**EXERCISE DIRECTIONS**
Locate the string "prior" in the listing below. Copy every line where it is found.

(Extracted data entries)
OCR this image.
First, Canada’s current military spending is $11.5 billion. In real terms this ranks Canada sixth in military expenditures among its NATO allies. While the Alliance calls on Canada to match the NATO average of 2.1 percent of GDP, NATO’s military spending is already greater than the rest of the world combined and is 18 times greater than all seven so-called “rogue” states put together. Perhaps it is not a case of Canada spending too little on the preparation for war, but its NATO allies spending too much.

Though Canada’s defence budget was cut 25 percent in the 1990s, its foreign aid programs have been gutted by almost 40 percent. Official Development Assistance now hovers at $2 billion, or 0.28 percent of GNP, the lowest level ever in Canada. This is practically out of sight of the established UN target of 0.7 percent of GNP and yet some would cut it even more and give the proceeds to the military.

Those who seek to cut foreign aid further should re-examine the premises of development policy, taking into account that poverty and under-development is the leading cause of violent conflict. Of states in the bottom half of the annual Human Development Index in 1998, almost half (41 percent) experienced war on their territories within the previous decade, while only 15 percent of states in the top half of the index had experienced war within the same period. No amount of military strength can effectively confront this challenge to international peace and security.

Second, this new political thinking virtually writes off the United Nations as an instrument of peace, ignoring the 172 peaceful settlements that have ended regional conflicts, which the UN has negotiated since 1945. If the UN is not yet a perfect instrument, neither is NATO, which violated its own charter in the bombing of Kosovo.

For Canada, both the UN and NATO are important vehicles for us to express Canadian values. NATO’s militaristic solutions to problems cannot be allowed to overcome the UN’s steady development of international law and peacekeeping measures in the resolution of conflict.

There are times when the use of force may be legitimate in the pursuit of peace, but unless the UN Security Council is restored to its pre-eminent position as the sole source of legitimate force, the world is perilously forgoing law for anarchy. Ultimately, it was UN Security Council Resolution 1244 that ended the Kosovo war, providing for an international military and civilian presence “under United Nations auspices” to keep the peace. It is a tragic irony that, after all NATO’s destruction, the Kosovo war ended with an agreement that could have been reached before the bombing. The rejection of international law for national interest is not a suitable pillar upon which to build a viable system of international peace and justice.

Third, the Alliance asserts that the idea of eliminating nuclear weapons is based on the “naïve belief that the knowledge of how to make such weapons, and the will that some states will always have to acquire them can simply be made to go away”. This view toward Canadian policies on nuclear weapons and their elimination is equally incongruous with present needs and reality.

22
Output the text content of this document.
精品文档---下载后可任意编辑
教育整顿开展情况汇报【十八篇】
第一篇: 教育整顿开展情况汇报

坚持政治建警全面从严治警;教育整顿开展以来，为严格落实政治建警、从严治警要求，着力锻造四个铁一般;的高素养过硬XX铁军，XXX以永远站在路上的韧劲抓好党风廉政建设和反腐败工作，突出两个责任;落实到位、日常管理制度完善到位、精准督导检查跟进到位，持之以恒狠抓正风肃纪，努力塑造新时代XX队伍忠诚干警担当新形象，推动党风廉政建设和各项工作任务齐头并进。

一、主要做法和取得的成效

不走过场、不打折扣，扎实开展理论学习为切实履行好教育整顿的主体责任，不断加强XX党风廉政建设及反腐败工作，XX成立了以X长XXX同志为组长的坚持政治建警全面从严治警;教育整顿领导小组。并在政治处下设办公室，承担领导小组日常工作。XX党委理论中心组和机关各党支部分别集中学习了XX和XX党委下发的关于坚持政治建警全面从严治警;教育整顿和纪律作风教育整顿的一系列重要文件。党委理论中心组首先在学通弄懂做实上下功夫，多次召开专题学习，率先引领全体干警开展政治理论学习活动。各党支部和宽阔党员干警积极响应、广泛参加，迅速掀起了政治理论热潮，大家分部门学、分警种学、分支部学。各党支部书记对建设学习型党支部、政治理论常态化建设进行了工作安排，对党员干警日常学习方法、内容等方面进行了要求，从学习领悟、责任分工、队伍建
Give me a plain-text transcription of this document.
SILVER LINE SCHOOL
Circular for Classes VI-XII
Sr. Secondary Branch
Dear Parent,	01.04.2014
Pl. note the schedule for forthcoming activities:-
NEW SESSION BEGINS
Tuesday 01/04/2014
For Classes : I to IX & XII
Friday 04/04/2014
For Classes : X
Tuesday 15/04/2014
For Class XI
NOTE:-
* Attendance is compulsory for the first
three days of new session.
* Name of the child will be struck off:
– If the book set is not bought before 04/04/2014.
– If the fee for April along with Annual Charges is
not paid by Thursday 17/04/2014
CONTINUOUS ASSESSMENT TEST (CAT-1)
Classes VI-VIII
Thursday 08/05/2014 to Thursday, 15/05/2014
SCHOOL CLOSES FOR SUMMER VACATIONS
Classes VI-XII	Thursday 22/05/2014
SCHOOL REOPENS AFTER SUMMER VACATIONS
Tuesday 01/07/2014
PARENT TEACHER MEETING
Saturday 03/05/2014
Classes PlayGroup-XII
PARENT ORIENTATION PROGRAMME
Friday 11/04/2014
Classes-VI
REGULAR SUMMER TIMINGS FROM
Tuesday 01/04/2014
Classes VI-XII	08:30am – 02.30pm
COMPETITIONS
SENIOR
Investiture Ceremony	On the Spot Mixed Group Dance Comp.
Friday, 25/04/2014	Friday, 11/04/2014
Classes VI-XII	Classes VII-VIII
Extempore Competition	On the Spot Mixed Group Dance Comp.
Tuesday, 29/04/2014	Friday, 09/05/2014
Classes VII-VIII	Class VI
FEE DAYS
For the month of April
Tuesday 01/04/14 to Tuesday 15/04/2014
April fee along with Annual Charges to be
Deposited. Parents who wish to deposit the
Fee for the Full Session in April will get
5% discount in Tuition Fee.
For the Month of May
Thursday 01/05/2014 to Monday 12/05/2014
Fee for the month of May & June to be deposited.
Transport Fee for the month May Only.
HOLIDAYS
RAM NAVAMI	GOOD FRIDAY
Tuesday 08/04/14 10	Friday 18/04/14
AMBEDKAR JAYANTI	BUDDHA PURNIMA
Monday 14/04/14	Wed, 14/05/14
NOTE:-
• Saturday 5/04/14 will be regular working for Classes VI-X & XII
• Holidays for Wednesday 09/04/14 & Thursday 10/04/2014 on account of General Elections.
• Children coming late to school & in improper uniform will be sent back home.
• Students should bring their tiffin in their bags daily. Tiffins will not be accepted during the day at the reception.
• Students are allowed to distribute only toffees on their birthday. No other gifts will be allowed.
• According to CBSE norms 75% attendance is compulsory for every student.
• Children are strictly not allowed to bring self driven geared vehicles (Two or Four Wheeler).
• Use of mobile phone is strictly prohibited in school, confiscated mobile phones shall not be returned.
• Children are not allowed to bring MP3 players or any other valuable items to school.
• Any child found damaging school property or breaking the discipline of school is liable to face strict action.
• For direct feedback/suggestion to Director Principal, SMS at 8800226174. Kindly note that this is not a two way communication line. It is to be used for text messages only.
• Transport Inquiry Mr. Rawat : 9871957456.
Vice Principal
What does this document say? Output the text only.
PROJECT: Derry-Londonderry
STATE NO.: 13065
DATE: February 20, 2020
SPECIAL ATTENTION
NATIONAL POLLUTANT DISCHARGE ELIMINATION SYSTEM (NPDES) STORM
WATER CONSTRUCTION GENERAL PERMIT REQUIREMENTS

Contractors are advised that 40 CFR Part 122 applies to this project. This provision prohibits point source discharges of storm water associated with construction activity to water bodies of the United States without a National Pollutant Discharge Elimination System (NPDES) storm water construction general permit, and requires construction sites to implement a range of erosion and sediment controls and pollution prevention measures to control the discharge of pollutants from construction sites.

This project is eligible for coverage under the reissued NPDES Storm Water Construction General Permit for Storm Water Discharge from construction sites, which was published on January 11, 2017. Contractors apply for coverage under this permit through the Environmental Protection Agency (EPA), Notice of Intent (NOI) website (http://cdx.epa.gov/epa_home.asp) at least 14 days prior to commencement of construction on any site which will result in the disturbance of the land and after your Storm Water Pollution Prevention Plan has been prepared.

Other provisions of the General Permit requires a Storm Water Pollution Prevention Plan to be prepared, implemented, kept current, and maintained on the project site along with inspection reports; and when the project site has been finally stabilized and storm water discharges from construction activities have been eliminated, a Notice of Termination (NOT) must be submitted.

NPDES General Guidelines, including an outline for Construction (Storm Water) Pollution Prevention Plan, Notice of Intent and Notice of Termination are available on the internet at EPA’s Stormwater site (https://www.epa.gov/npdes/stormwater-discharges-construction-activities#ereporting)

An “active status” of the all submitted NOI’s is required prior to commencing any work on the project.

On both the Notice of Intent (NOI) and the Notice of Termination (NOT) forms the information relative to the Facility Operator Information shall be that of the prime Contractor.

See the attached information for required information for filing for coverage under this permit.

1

**SOLUTION**
This project is eligible for coverage under the reissued NPDES Storm Water Construction General Permit for Storm Water Discharge from construction sites, which was published on January 11, 2017. Contractors apply for coverage under this permit through the Environmental Protection Agency (EPA), Notice of Intent (NOI) website (http://cdx.epa.gov/epa_home.asp) at least 14 days prior to commencement of construction on any site which will result in the disturbance of the land and after your Storm Water Pollution Prevention Plan has been prepared.
An “active status” of the all submitted NOI’s is required prior to commencing any work on the project.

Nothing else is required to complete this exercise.